TASK DETAILS: Copy out each line of the data that holds the word "structured".

STORED ROWS:

###

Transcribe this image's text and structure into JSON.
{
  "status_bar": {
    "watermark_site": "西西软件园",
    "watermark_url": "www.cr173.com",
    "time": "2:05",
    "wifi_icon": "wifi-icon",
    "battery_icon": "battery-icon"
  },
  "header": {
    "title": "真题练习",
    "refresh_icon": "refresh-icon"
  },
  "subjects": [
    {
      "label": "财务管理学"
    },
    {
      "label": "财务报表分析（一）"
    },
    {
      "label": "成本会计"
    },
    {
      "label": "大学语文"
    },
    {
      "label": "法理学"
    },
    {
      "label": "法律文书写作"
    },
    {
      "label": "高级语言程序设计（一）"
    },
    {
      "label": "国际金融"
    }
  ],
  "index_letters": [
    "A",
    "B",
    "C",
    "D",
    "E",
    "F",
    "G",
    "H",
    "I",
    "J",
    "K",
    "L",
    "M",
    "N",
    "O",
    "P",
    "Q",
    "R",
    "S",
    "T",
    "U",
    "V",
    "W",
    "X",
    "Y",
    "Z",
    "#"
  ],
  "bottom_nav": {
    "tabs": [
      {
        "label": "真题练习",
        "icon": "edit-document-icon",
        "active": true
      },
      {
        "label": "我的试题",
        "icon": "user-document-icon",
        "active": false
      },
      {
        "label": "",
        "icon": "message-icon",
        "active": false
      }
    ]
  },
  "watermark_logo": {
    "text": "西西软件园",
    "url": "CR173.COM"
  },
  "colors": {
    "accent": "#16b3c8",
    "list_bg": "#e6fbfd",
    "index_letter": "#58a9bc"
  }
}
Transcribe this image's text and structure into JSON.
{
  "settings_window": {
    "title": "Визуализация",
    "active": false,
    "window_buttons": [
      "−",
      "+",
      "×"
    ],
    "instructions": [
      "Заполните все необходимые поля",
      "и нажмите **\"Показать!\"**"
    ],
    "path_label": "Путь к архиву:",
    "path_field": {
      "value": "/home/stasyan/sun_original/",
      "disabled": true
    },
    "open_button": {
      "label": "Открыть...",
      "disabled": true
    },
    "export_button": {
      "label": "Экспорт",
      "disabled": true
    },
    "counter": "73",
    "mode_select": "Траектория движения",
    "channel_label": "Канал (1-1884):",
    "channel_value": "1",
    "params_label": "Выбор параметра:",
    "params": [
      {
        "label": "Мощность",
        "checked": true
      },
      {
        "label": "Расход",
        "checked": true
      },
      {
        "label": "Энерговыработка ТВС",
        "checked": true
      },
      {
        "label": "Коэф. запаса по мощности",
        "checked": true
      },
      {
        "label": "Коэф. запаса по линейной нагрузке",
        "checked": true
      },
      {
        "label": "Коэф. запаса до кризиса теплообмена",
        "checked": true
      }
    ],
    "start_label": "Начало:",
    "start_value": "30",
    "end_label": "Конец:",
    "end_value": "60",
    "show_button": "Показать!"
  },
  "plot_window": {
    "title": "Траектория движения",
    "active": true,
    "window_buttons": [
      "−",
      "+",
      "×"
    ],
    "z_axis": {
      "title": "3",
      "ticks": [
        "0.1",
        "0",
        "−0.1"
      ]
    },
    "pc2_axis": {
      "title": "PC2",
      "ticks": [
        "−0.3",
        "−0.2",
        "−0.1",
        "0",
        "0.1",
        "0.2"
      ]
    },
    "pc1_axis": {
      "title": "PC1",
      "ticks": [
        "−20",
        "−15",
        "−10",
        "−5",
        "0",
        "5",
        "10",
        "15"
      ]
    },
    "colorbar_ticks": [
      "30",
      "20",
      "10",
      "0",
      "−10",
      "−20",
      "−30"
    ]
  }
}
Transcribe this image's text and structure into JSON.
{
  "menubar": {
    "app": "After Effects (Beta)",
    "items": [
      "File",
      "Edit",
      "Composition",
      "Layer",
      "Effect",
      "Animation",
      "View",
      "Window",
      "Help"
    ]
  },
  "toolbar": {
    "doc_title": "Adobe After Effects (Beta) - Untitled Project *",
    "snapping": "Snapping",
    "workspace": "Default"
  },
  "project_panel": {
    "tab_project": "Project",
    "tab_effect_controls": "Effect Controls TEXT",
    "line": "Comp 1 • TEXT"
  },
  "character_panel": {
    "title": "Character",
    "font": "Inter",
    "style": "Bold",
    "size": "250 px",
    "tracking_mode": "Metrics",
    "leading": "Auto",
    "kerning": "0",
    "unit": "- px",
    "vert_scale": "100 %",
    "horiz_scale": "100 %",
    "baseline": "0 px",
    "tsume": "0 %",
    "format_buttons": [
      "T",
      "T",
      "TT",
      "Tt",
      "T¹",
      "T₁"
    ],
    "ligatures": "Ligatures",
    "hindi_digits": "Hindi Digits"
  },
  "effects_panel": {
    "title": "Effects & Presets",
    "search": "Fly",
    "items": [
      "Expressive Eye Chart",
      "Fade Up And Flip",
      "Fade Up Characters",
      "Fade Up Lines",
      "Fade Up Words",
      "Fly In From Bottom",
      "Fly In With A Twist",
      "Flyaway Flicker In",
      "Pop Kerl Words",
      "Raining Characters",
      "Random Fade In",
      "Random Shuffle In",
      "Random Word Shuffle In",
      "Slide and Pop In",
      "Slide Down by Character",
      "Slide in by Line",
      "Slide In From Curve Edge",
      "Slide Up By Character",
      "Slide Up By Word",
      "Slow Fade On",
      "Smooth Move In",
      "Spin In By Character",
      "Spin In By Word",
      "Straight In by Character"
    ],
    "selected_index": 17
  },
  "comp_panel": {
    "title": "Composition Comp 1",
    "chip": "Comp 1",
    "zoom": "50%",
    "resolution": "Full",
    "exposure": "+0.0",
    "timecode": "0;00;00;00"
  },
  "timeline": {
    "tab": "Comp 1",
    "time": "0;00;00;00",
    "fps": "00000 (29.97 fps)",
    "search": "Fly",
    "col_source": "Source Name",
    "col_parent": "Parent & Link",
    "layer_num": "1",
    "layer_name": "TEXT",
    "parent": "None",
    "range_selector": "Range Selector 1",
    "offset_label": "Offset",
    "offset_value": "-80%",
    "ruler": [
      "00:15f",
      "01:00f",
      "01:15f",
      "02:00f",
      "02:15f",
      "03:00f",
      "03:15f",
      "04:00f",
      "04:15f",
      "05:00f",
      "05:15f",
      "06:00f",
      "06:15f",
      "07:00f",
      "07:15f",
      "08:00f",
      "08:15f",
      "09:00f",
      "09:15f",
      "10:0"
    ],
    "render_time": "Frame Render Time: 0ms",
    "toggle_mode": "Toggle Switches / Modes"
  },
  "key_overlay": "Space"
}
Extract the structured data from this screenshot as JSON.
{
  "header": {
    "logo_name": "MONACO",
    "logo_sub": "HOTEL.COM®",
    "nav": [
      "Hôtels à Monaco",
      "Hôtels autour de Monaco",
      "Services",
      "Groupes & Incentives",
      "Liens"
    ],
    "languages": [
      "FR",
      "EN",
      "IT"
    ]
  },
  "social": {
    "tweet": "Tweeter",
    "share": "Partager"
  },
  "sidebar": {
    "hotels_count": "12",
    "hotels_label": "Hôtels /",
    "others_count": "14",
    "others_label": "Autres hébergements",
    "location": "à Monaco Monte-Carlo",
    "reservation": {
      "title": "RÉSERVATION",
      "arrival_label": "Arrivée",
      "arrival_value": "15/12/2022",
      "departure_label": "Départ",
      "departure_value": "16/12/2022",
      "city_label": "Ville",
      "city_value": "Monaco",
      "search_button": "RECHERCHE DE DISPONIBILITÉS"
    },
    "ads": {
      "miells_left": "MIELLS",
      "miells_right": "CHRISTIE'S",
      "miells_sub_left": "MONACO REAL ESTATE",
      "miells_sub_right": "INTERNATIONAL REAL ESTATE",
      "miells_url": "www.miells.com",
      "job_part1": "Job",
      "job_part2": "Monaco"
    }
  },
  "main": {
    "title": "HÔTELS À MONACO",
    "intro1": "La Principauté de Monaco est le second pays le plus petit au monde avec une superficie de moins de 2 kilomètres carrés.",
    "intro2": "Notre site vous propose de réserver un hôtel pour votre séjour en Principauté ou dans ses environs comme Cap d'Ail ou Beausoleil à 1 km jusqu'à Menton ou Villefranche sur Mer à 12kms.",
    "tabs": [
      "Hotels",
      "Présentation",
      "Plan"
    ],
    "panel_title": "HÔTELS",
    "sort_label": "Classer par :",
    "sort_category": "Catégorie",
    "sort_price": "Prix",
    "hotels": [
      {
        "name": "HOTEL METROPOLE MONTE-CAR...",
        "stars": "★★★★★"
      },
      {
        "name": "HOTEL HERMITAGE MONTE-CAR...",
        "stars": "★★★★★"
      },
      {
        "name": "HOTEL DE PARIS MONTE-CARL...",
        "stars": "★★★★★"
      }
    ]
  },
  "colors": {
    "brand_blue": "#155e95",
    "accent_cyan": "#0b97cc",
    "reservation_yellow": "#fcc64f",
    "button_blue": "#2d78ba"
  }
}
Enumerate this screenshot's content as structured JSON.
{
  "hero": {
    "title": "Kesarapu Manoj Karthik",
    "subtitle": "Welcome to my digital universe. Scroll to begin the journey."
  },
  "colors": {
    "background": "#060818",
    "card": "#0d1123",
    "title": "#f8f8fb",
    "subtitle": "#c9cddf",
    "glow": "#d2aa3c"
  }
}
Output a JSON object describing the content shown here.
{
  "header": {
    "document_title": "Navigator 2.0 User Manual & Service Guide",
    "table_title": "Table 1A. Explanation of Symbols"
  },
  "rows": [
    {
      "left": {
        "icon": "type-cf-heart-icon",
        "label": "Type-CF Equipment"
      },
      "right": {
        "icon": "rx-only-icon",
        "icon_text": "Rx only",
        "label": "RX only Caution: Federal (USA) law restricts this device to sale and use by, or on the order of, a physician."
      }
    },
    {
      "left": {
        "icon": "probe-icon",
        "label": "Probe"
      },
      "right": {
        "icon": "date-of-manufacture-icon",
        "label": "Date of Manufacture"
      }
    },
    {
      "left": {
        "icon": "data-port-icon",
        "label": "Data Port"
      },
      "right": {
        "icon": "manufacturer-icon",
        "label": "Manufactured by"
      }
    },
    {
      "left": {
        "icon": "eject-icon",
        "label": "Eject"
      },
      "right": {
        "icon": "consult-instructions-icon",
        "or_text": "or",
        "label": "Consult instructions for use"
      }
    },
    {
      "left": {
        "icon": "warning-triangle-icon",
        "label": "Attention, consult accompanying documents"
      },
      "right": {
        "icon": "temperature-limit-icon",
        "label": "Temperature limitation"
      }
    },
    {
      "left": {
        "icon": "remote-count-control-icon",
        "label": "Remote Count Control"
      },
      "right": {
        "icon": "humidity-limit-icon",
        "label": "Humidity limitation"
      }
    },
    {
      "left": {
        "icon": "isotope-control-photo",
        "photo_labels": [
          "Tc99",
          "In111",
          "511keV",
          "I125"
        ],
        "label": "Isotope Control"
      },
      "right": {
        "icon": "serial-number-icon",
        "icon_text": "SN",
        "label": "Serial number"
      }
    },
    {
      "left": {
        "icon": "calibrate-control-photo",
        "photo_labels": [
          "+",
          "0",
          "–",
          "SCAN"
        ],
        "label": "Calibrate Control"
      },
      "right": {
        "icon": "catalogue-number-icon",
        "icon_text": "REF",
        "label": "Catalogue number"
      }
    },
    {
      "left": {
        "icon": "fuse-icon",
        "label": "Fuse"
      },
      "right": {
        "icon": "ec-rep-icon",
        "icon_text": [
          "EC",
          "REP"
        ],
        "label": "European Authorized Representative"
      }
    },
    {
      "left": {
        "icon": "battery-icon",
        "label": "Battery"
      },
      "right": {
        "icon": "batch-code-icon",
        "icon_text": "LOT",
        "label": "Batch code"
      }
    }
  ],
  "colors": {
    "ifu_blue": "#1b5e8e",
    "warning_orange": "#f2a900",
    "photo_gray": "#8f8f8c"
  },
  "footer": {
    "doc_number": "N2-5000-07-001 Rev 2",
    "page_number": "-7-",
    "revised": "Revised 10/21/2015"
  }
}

###

PROBLEM SOLUTION:
Extract the structured data from this screenshot as JSON.
Enumerate this screenshot's content as structured JSON.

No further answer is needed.